▸ Exercise:
Reproduce each line bearing the word "Rhona".

▸ Supplied material:
* * * * * * * * *

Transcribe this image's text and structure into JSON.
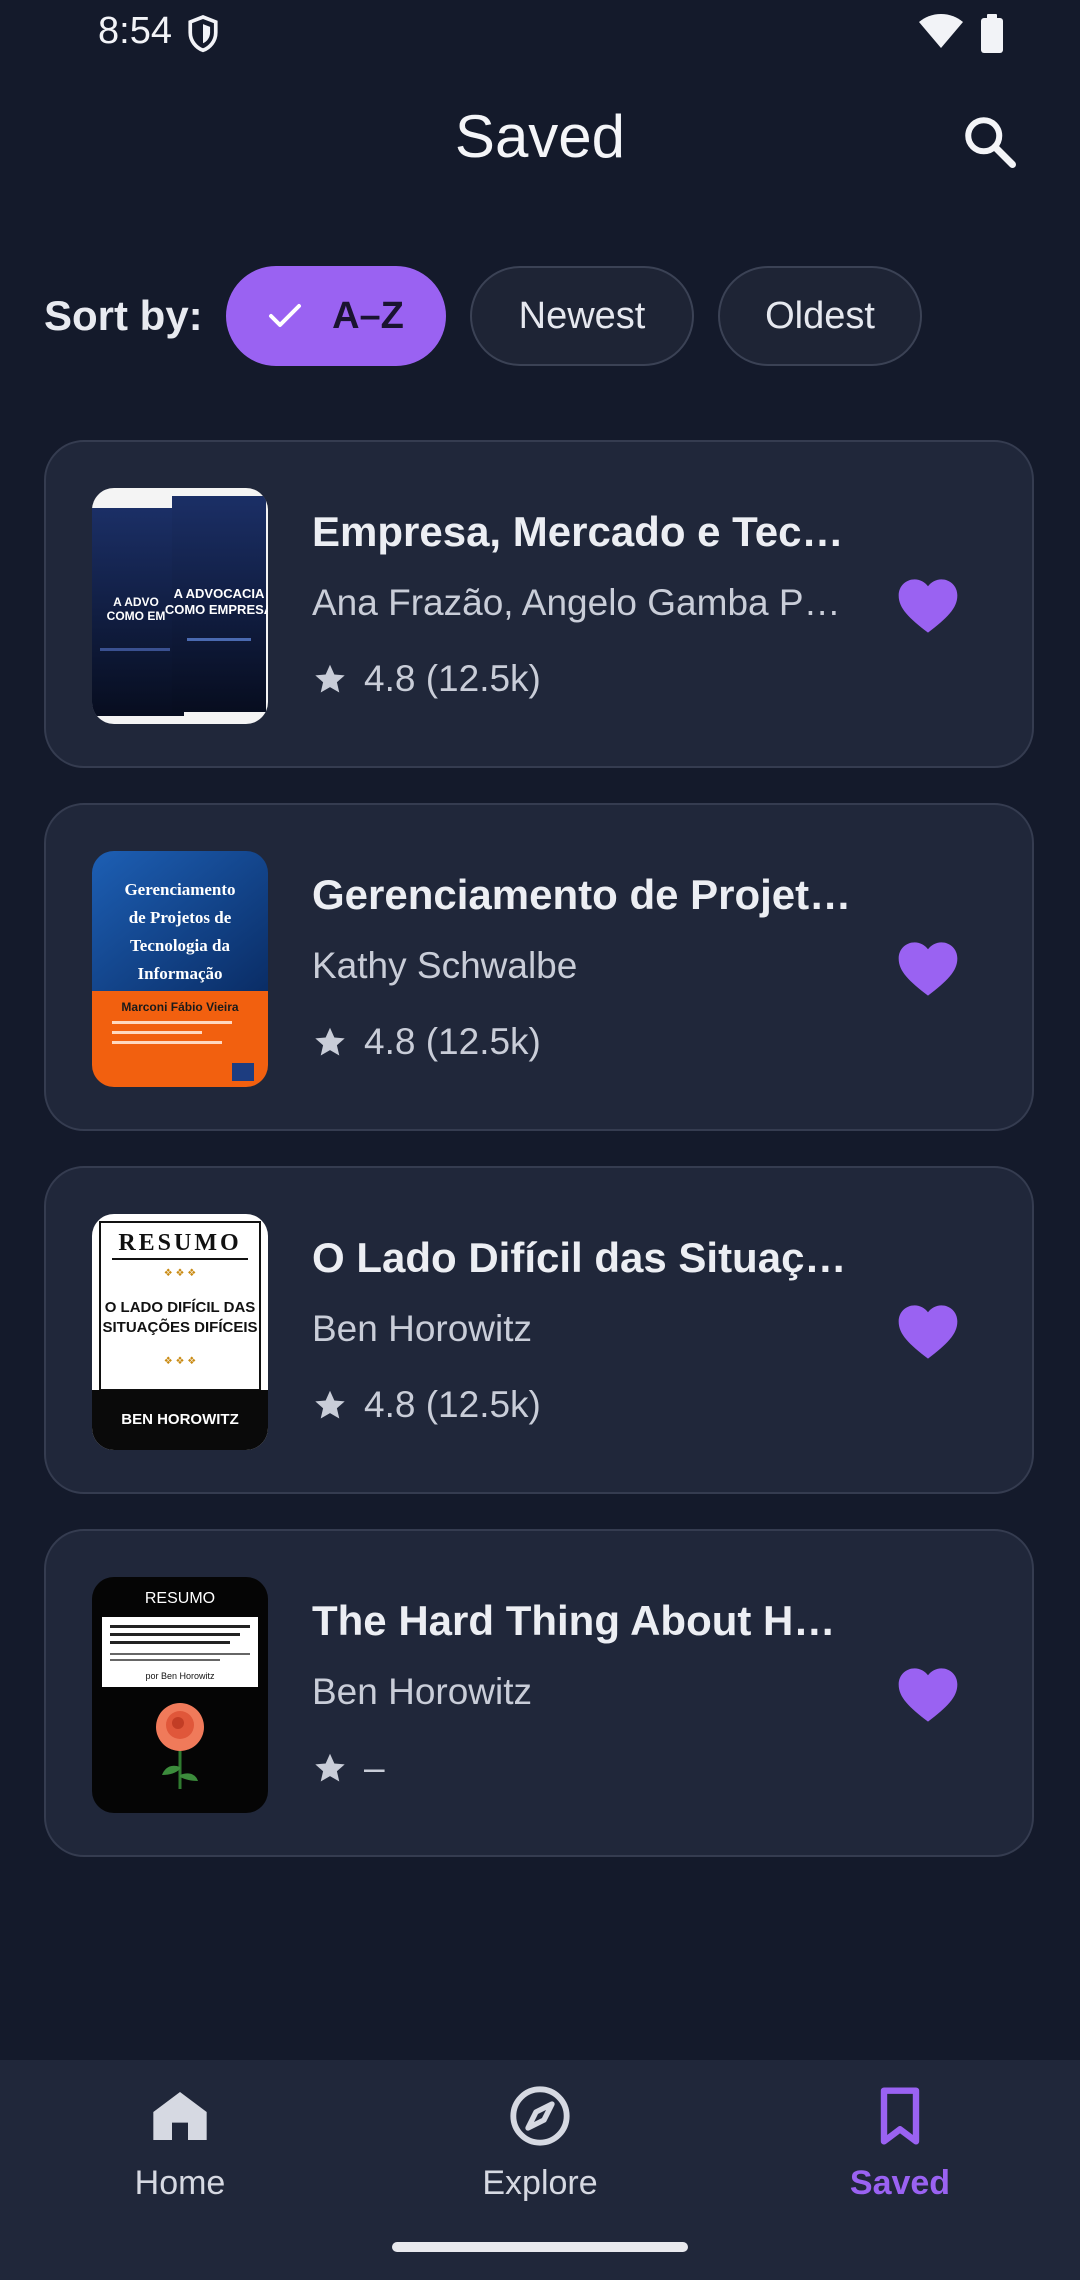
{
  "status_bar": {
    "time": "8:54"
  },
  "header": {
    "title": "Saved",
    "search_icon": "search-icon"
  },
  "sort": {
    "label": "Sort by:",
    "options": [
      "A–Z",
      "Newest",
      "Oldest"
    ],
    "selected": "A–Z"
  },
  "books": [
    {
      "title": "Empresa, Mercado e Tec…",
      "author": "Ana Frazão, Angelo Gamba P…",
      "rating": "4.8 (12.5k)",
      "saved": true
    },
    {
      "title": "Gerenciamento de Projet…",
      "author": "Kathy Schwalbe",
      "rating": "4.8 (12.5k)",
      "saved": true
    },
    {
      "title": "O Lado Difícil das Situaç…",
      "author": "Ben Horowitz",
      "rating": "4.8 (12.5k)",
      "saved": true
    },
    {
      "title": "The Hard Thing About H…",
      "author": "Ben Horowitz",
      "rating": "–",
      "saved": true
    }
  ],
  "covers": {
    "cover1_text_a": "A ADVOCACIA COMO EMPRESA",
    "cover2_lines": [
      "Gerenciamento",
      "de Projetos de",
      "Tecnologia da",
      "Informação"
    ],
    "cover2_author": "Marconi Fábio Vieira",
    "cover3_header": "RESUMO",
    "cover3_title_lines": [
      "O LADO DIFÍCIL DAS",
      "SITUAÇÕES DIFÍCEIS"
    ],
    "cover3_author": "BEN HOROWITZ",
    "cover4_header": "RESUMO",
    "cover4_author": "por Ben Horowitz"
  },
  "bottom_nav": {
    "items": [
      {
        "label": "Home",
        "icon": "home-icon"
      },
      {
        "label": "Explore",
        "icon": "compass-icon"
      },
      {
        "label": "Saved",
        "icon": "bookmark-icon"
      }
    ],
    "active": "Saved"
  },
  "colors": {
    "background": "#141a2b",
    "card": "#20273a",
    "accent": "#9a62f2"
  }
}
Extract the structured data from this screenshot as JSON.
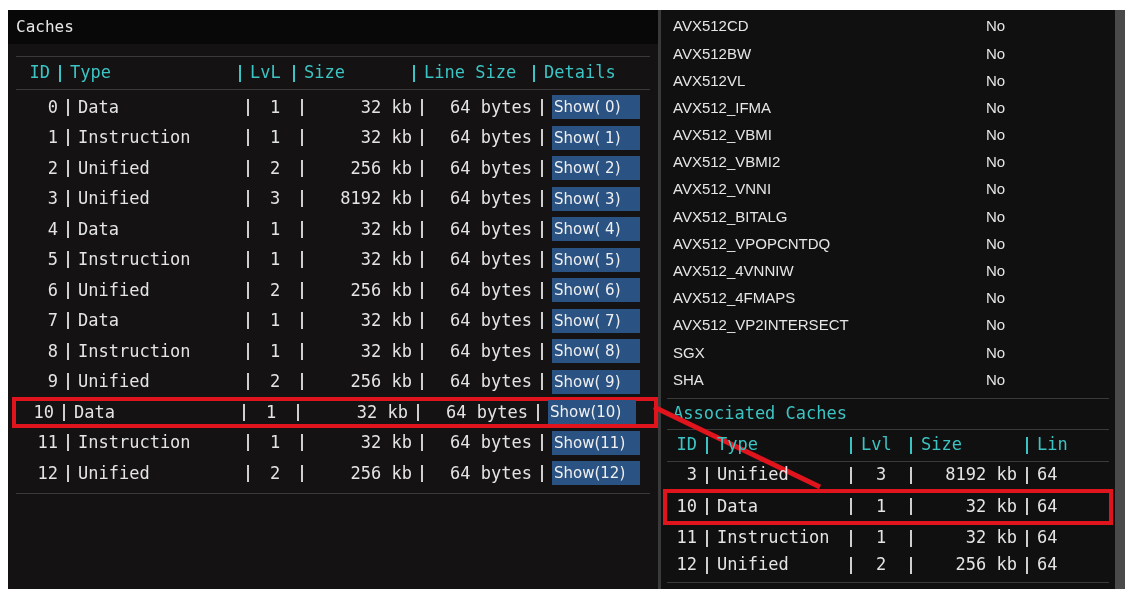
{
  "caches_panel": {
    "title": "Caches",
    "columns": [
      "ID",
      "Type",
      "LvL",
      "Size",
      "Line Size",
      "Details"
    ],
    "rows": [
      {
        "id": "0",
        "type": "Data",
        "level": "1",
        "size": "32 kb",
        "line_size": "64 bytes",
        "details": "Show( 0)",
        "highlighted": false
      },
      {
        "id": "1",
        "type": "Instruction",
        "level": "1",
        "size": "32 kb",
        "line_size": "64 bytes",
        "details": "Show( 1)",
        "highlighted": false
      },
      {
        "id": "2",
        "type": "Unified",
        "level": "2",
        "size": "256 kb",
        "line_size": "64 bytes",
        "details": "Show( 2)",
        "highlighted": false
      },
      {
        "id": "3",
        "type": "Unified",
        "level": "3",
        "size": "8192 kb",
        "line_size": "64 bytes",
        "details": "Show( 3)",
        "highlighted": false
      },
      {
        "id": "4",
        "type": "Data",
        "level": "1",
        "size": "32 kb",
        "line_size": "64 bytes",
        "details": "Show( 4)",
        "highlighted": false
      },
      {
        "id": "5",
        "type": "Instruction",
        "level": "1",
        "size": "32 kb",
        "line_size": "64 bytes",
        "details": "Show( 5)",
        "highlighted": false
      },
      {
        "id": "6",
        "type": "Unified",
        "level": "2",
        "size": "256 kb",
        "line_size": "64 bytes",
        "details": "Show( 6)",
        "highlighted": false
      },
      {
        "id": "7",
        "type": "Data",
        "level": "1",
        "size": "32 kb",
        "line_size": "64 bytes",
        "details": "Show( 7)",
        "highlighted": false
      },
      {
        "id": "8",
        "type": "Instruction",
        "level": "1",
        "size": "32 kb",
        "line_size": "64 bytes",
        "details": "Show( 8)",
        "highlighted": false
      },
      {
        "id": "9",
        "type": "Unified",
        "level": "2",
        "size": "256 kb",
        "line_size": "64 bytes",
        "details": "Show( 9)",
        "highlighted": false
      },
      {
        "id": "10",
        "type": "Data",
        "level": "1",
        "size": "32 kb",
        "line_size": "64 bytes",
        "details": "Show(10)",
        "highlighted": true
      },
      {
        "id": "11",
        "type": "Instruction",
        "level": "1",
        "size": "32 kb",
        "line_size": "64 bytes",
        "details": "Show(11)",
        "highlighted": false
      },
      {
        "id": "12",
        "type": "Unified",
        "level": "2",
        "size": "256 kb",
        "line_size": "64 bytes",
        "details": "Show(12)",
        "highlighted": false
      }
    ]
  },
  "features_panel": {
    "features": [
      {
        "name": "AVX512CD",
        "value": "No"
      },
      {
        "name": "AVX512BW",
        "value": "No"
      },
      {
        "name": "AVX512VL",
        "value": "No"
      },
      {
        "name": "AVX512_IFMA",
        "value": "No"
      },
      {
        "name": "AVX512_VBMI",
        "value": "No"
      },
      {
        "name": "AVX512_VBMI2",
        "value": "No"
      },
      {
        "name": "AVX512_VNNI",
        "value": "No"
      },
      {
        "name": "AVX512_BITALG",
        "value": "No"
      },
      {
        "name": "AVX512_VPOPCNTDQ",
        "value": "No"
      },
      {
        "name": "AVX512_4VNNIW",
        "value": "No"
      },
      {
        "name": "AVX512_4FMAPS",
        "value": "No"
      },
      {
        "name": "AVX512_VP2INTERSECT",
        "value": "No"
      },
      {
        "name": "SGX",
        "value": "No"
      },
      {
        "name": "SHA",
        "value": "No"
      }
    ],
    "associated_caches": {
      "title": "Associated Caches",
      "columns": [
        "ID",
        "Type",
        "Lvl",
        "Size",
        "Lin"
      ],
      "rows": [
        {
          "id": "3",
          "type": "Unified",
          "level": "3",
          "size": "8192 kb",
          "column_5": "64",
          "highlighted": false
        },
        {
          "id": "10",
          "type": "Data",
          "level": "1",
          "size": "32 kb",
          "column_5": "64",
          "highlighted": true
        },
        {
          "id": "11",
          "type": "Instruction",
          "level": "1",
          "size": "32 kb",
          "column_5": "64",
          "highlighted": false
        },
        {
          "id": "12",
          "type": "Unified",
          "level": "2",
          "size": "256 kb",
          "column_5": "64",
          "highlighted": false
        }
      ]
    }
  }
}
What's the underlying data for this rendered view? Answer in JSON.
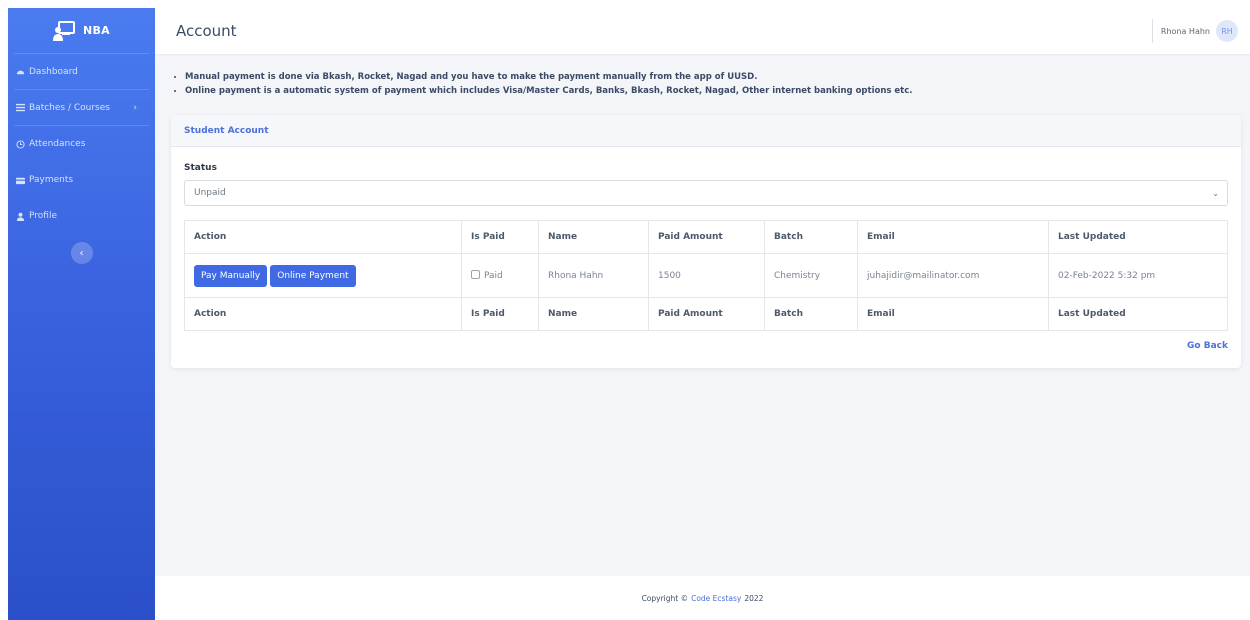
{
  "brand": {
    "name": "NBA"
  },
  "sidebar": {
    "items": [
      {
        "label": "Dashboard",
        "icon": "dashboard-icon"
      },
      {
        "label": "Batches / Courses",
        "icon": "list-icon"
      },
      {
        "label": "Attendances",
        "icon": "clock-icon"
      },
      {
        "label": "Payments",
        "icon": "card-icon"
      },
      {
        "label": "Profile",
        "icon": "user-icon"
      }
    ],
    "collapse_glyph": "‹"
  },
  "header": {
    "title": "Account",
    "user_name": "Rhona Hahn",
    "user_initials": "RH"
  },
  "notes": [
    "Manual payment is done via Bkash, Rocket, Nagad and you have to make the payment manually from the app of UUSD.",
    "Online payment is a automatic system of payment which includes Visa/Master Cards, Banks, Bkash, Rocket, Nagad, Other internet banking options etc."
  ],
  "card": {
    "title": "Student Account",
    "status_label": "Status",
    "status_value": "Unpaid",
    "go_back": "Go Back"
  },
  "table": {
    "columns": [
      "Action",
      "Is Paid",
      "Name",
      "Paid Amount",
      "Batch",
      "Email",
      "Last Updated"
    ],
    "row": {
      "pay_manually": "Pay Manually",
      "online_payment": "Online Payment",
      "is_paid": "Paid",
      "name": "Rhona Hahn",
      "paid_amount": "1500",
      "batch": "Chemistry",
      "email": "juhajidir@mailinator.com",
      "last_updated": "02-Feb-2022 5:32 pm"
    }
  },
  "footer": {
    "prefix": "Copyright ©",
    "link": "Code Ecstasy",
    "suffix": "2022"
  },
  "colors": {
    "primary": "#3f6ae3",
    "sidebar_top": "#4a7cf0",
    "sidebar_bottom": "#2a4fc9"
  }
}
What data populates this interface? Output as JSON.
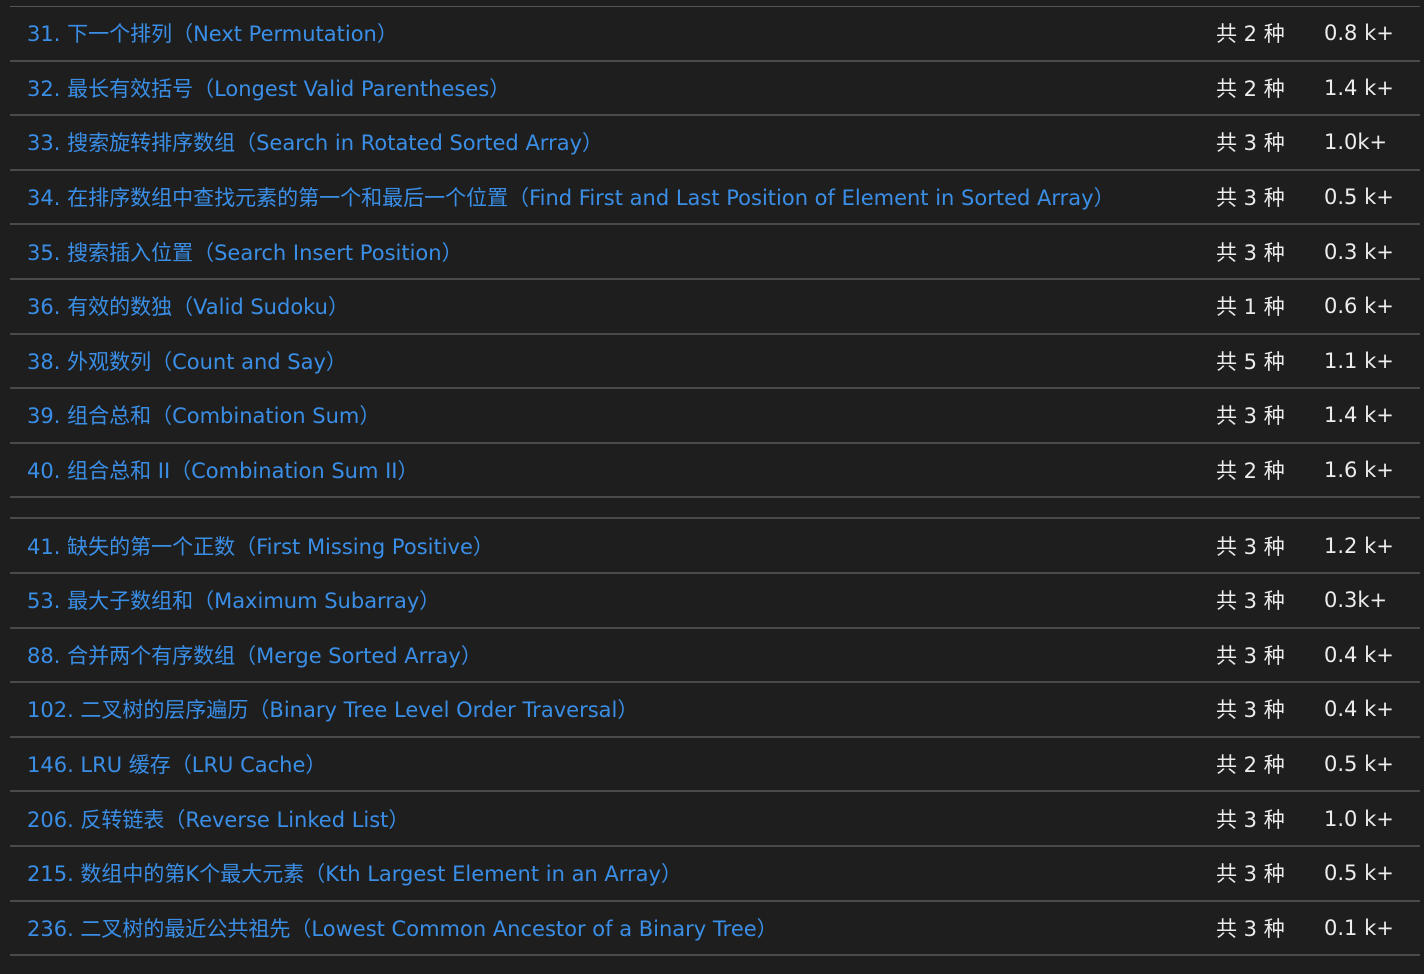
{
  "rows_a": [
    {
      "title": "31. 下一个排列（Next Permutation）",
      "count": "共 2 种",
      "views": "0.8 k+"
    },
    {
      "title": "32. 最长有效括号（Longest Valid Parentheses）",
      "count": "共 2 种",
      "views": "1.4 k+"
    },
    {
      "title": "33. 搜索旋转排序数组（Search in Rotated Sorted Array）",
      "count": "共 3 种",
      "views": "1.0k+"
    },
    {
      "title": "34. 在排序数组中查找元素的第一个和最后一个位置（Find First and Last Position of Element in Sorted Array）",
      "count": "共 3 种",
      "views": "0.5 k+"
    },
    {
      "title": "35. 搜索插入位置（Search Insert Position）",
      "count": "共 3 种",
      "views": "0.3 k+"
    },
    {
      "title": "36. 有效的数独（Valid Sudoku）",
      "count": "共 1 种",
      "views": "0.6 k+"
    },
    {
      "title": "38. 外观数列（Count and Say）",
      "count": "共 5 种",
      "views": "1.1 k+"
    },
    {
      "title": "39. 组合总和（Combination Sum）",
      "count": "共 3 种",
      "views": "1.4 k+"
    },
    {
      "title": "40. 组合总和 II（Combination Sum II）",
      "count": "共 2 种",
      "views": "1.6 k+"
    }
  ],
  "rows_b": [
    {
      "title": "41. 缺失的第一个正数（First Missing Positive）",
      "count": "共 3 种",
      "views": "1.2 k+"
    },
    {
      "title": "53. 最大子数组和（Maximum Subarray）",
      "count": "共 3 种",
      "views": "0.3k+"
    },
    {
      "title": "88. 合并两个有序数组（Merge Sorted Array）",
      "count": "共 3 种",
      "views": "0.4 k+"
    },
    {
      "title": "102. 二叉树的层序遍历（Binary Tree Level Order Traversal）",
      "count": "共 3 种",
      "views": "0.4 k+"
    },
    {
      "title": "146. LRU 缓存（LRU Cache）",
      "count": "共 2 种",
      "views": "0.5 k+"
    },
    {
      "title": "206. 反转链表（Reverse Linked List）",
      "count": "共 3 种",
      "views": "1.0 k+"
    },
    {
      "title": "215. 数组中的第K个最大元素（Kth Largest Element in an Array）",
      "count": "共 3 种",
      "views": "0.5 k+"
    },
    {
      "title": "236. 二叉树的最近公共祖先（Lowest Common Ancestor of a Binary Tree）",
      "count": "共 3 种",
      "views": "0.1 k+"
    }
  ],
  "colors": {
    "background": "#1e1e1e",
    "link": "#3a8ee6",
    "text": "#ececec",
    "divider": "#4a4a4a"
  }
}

* * * * * * * * *

▸ Exercise result:
    "user_name": "Rhona Hahn",
      "name": "Rhona Hahn",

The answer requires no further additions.